**STATED PROBLEM:**
How many lines of these entries hold the string "JSON"? Reply with the number alone.

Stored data
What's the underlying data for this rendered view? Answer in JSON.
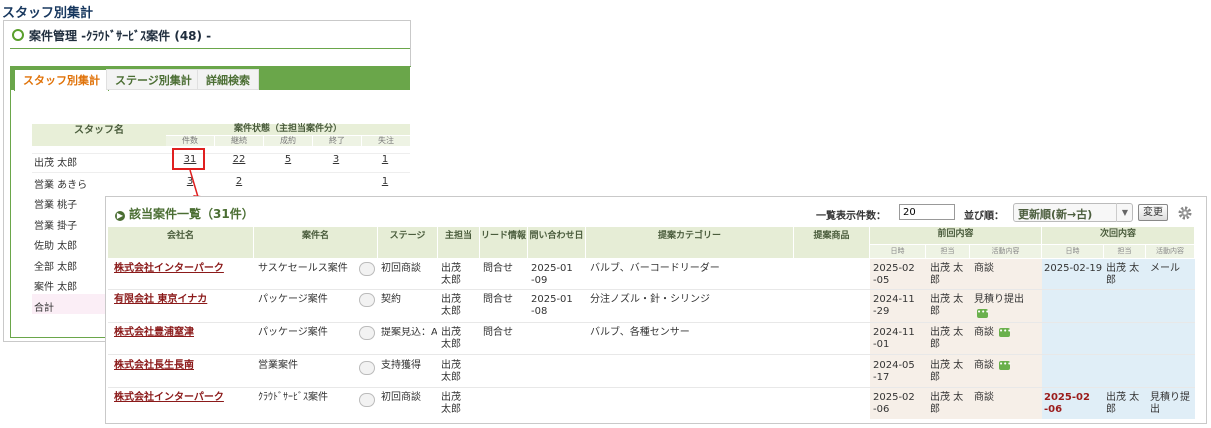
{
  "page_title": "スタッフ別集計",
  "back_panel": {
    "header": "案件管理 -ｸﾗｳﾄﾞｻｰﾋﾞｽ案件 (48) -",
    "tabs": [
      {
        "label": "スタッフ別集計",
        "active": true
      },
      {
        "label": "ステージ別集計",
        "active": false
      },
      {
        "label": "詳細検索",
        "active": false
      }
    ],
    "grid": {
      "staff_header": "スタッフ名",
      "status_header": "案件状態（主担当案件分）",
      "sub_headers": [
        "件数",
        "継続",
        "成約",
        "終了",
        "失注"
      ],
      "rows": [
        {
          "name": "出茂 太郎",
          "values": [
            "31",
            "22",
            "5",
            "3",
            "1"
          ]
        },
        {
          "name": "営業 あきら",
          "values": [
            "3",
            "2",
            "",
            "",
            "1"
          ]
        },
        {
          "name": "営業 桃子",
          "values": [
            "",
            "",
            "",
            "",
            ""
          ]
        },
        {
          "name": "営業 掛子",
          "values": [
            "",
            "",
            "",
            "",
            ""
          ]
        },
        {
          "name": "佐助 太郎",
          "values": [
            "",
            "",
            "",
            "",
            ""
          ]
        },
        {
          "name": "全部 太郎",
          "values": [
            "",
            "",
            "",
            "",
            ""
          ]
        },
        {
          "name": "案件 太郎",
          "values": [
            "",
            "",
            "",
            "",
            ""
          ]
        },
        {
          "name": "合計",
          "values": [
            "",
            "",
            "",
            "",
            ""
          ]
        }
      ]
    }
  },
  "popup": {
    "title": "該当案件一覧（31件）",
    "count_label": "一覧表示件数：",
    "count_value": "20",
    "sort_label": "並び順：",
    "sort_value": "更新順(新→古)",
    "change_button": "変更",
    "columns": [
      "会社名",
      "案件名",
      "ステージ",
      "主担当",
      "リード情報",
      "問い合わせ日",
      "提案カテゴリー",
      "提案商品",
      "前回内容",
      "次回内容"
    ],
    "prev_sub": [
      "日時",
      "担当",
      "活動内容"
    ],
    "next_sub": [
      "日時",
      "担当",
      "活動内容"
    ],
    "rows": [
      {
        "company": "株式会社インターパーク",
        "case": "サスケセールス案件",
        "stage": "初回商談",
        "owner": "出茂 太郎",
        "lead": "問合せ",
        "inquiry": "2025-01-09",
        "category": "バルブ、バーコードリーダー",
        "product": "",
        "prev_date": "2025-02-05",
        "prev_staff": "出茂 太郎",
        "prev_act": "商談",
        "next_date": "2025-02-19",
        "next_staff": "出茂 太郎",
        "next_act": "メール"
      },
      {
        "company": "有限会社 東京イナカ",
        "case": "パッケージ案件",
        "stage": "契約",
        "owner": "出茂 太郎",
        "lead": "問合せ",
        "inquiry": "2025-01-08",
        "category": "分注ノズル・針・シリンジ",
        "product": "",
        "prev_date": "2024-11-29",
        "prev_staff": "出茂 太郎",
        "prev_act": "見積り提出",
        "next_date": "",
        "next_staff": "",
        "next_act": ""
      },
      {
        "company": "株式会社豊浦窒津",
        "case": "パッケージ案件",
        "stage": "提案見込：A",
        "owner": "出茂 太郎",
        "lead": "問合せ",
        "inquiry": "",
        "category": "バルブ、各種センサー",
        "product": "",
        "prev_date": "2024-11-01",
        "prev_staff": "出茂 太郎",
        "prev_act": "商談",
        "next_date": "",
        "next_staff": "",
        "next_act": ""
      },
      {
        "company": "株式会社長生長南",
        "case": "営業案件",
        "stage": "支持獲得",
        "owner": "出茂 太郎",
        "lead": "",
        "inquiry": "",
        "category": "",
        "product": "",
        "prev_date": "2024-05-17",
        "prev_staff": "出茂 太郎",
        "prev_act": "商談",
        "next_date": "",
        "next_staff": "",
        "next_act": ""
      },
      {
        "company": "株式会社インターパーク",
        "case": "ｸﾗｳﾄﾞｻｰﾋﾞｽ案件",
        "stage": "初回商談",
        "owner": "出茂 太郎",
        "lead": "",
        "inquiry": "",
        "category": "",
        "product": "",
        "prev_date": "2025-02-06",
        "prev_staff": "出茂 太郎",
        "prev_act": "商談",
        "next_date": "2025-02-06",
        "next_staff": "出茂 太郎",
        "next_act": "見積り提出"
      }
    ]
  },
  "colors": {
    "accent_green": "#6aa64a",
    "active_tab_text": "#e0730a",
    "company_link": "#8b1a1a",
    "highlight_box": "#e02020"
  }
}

==

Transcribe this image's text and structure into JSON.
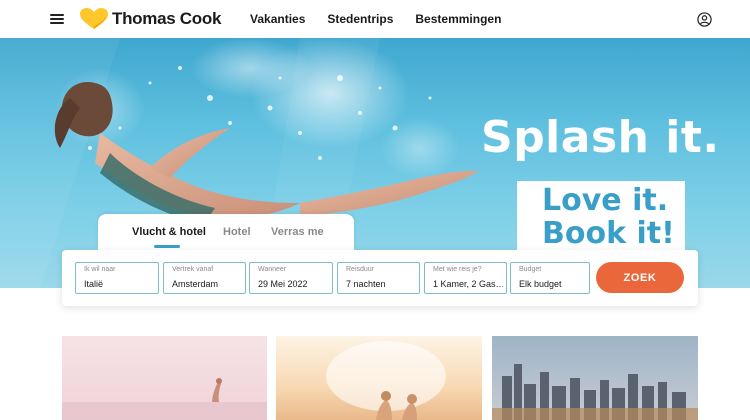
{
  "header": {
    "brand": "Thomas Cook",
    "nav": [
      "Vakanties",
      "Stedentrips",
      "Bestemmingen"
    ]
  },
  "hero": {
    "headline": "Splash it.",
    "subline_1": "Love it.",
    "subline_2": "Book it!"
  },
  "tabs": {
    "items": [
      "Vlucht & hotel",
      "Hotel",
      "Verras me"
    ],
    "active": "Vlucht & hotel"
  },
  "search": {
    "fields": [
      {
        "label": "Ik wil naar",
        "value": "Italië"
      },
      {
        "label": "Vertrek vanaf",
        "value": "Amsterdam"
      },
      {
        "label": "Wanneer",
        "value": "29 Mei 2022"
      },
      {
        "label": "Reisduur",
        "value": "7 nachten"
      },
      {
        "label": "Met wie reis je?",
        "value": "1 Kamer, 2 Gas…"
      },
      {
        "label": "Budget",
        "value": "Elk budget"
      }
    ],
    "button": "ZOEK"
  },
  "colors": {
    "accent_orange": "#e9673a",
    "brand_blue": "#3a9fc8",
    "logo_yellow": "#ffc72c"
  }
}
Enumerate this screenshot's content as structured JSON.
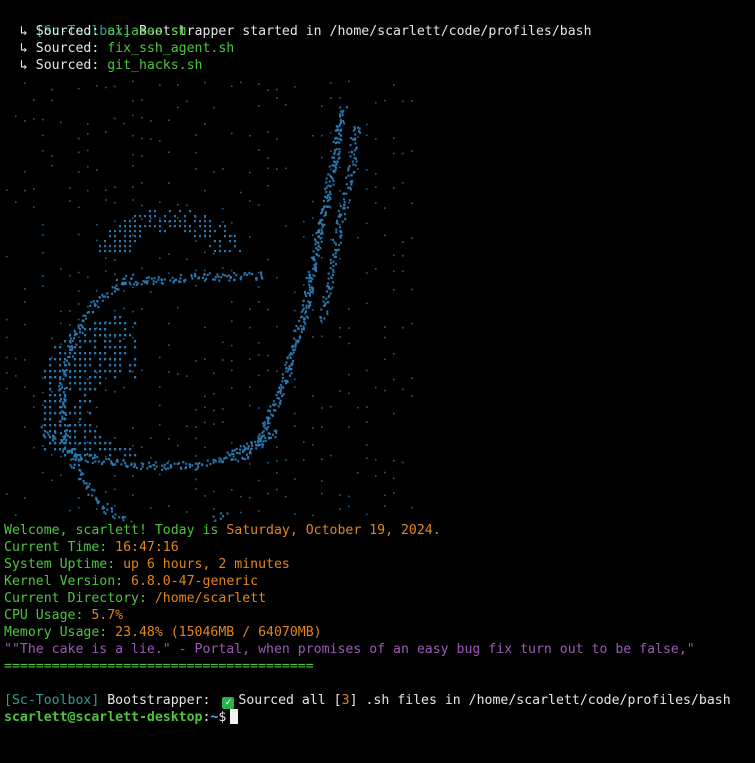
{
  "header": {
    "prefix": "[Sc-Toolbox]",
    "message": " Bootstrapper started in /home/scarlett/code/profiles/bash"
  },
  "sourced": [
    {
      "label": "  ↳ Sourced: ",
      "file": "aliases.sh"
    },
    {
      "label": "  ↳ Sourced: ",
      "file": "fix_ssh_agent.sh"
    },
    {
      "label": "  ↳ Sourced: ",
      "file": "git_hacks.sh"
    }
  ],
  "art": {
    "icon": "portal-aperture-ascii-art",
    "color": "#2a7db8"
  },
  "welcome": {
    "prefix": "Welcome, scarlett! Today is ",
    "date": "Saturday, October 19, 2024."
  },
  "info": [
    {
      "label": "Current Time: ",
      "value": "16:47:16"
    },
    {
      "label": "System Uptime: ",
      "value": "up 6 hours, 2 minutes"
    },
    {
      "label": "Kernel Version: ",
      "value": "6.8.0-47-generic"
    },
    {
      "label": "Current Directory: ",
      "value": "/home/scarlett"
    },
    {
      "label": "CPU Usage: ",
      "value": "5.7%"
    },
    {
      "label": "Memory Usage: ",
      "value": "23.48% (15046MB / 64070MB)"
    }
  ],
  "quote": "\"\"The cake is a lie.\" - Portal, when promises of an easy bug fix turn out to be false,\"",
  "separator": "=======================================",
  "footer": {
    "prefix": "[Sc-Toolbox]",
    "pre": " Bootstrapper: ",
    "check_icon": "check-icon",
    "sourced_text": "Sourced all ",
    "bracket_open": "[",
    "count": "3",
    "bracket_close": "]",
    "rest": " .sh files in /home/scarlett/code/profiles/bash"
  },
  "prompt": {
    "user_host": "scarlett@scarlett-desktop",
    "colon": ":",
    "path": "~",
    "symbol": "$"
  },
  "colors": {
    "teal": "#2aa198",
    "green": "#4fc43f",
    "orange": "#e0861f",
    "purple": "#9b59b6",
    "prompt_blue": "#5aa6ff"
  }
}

--

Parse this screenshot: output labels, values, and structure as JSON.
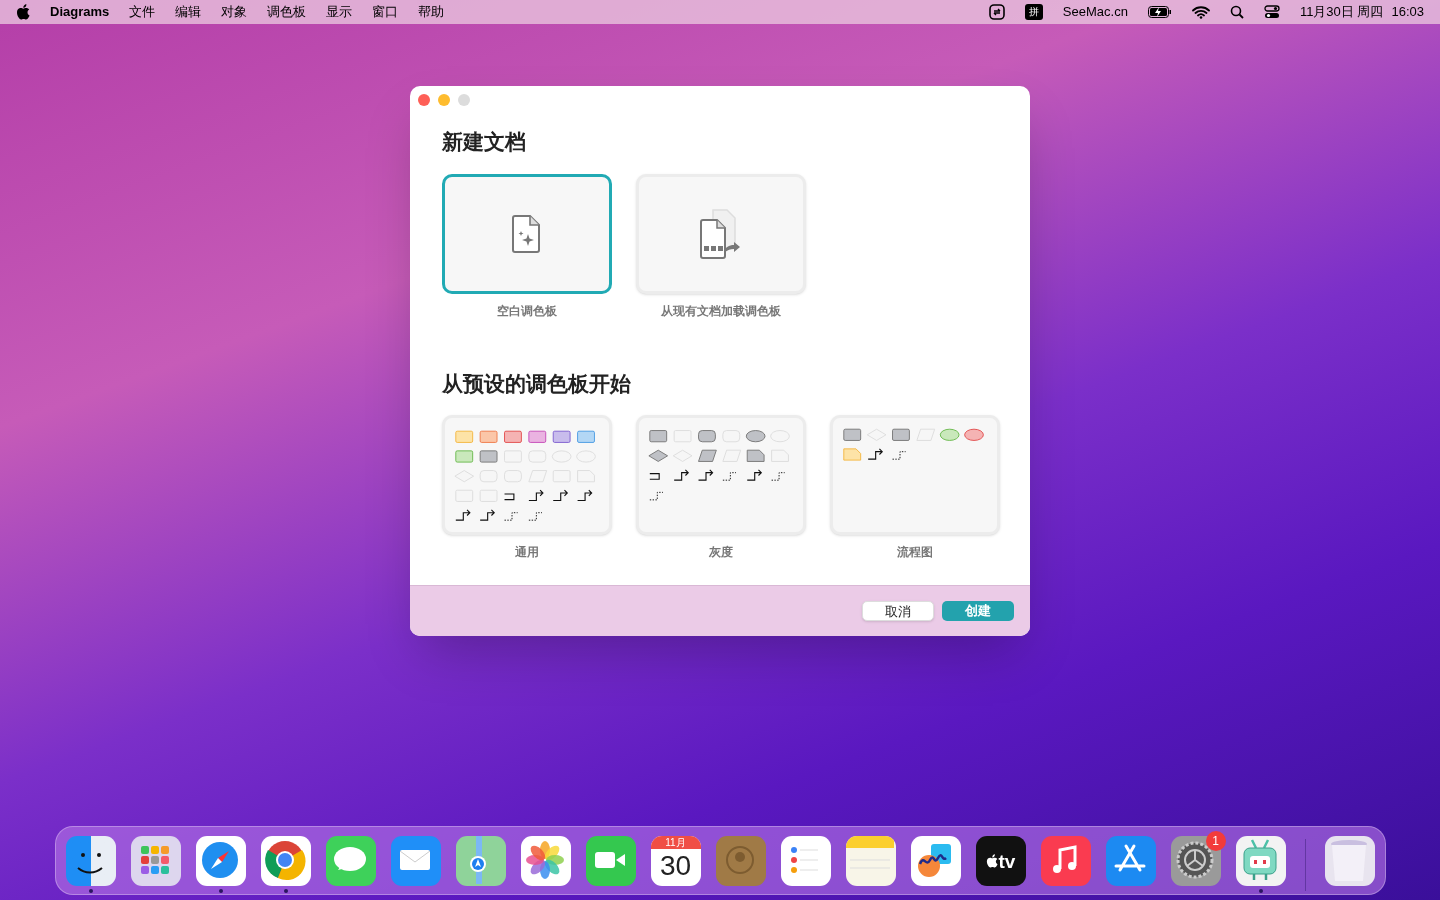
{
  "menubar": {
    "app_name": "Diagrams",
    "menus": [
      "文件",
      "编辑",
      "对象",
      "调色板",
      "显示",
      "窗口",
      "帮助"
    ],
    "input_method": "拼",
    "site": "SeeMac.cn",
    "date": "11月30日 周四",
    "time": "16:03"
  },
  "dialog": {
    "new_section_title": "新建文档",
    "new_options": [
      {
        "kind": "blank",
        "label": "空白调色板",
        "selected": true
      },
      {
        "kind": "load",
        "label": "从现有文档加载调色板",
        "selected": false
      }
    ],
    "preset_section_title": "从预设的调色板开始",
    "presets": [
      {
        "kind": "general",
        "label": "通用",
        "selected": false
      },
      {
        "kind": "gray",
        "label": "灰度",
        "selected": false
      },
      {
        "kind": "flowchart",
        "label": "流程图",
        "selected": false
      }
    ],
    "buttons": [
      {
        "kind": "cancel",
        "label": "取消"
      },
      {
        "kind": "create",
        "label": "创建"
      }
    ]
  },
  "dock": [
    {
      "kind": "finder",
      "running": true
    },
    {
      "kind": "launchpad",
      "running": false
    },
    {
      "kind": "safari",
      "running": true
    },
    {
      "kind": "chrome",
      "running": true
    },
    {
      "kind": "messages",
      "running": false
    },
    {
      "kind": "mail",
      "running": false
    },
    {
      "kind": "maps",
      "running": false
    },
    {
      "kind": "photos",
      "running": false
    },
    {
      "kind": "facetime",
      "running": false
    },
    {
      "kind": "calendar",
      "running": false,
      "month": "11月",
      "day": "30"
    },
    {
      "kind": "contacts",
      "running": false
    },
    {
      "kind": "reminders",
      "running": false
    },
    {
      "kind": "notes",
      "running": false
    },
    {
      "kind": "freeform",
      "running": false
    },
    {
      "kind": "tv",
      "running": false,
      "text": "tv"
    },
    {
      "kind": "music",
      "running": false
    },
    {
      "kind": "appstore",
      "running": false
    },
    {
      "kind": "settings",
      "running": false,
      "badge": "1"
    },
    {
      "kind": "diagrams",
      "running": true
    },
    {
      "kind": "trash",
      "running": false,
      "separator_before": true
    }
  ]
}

**OUTPUT:**
4